**SHORT EXERCISE:** Output each line of the material exactly as it stands.

-- start DATASET ENTRIES --

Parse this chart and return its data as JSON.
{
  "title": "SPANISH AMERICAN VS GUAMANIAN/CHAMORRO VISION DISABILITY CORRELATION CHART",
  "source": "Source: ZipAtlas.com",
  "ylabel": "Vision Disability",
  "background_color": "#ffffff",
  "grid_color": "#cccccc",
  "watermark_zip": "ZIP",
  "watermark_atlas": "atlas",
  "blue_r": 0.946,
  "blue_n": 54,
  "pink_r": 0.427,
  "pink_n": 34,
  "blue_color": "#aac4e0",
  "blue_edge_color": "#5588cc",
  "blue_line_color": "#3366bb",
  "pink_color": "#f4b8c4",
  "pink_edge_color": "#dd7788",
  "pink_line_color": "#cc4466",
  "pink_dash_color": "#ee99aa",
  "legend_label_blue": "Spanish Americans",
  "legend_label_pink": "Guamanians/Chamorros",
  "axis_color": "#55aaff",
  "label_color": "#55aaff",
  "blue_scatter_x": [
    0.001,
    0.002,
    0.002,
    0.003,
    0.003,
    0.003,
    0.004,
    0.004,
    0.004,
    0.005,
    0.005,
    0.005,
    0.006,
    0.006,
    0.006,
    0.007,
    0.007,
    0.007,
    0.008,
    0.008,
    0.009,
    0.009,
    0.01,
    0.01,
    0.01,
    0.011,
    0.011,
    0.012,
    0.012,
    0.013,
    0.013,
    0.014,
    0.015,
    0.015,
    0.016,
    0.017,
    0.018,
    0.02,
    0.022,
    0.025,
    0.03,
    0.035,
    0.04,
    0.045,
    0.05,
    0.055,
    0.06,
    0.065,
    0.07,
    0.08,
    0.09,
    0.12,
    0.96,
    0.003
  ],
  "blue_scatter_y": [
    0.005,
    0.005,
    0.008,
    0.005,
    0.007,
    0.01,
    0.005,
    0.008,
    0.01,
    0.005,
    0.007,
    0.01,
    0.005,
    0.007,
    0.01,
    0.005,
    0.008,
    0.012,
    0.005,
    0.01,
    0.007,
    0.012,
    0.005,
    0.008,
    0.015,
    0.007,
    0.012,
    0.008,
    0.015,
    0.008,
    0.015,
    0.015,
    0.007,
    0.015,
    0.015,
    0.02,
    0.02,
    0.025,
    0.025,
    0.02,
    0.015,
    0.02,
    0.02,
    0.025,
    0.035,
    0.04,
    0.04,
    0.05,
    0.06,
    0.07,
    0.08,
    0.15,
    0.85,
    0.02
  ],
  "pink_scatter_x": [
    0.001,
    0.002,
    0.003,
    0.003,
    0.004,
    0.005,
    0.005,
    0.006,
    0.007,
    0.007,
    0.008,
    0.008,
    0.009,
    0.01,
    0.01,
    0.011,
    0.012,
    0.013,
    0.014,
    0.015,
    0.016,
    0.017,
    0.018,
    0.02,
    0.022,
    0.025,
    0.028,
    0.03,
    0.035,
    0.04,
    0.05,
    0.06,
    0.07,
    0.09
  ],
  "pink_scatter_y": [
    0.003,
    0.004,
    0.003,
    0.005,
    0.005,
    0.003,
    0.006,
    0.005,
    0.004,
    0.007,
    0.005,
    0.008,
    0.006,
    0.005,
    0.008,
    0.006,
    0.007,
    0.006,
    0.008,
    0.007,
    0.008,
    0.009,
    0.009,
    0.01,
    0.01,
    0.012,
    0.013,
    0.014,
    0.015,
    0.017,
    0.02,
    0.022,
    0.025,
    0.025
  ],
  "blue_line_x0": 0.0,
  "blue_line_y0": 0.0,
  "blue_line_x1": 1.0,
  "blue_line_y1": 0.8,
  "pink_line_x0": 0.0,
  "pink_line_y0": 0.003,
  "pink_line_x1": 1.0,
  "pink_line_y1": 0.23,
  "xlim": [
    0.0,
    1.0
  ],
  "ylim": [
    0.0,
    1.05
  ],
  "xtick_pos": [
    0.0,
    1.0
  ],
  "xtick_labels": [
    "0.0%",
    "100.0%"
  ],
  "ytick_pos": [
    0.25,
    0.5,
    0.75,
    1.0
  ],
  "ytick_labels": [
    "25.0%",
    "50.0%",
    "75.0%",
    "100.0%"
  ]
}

-- end DATASET ENTRIES --

**RESULT FOR THIS TASK:**
Parse this chart and return its data as JSON.
{
  "title": "SPANISH AMERICAN VS GUAMANIAN/CHAMORRO VISION DISABILITY CORRELATION CHART",
  "source": "Source: ZipAtlas.com",
  "ylabel": "Vision Disability",
  "background_color": "#ffffff",
  "grid_color": "#cccccc",
  "watermark_zip": "ZIP",
  "watermark_atlas": "atlas",
  "blue_r": 0.946,
  "blue_n": 54,
  "pink_r": 0.427,
  "pink_n": 34,
  "blue_color": "#aac4e0",
  "blue_edge_color": "#5588cc",
  "blue_line_color": "#3366bb",
  "pink_color": "#f4b8c4",
  "pink_edge_color": "#dd7788",
  "pink_line_color": "#cc4466",
  "pink_dash_color": "#ee99aa",
  "legend_label_blue": "Spanish Americans",
  "legend_label_pink": "Guamanians/Chamorros",
  "axis_color": "#55aaff",
  "label_color": "#55aaff",
  "blue_scatter_x": [
    0.001,
    0.002,
    0.002,
    0.003,
    0.003,
    0.003,
    0.004,
    0.004,
    0.004,
    0.005,
    0.005,
    0.005,
    0.006,
    0.006,
    0.006,
    0.007,
    0.007,
    0.007,
    0.008,
    0.008,
    0.009,
    0.009,
    0.01,
    0.01,
    0.01,
    0.011,
    0.011,
    0.012,
    0.012,
    0.013,
    0.013,
    0.014,
    0.015,
    0.015,
    0.016,
    0.017,
    0.018,
    0.02,
    0.022,
    0.025,
    0.03,
    0.035,
    0.04,
    0.045,
    0.05,
    0.055,
    0.06,
    0.065,
    0.07,
    0.08,
    0.09,
    0.12,
    0.96,
    0.003
  ],
  "blue_scatter_y": [
    0.005,
    0.005,
    0.008,
    0.005,
    0.007,
    0.01,
    0.005,
    0.008,
    0.01,
    0.005,
    0.007,
    0.01,
    0.005,
    0.007,
    0.01,
    0.005,
    0.008,
    0.012,
    0.005,
    0.01,
    0.007,
    0.012,
    0.005,
    0.008,
    0.015,
    0.007,
    0.012,
    0.008,
    0.015,
    0.008,
    0.015,
    0.015,
    0.007,
    0.015,
    0.015,
    0.02,
    0.02,
    0.025,
    0.025,
    0.02,
    0.015,
    0.02,
    0.02,
    0.025,
    0.035,
    0.04,
    0.04,
    0.05,
    0.06,
    0.07,
    0.08,
    0.15,
    0.85,
    0.02
  ],
  "pink_scatter_x": [
    0.001,
    0.002,
    0.003,
    0.003,
    0.004,
    0.005,
    0.005,
    0.006,
    0.007,
    0.007,
    0.008,
    0.008,
    0.009,
    0.01,
    0.01,
    0.011,
    0.012,
    0.013,
    0.014,
    0.015,
    0.016,
    0.017,
    0.018,
    0.02,
    0.022,
    0.025,
    0.028,
    0.03,
    0.035,
    0.04,
    0.05,
    0.06,
    0.07,
    0.09
  ],
  "pink_scatter_y": [
    0.003,
    0.004,
    0.003,
    0.005,
    0.005,
    0.003,
    0.006,
    0.005,
    0.004,
    0.007,
    0.005,
    0.008,
    0.006,
    0.005,
    0.008,
    0.006,
    0.007,
    0.006,
    0.008,
    0.007,
    0.008,
    0.009,
    0.009,
    0.01,
    0.01,
    0.012,
    0.013,
    0.014,
    0.015,
    0.017,
    0.02,
    0.022,
    0.025,
    0.025
  ],
  "blue_line_x0": 0.0,
  "blue_line_y0": 0.0,
  "blue_line_x1": 1.0,
  "blue_line_y1": 0.8,
  "pink_line_x0": 0.0,
  "pink_line_y0": 0.003,
  "pink_line_x1": 1.0,
  "pink_line_y1": 0.23,
  "xlim": [
    0.0,
    1.0
  ],
  "ylim": [
    0.0,
    1.05
  ],
  "xtick_pos": [
    0.0,
    1.0
  ],
  "xtick_labels": [
    "0.0%",
    "100.0%"
  ],
  "ytick_pos": [
    0.25,
    0.5,
    0.75,
    1.0
  ],
  "ytick_labels": [
    "25.0%",
    "50.0%",
    "75.0%",
    "100.0%"
  ]
}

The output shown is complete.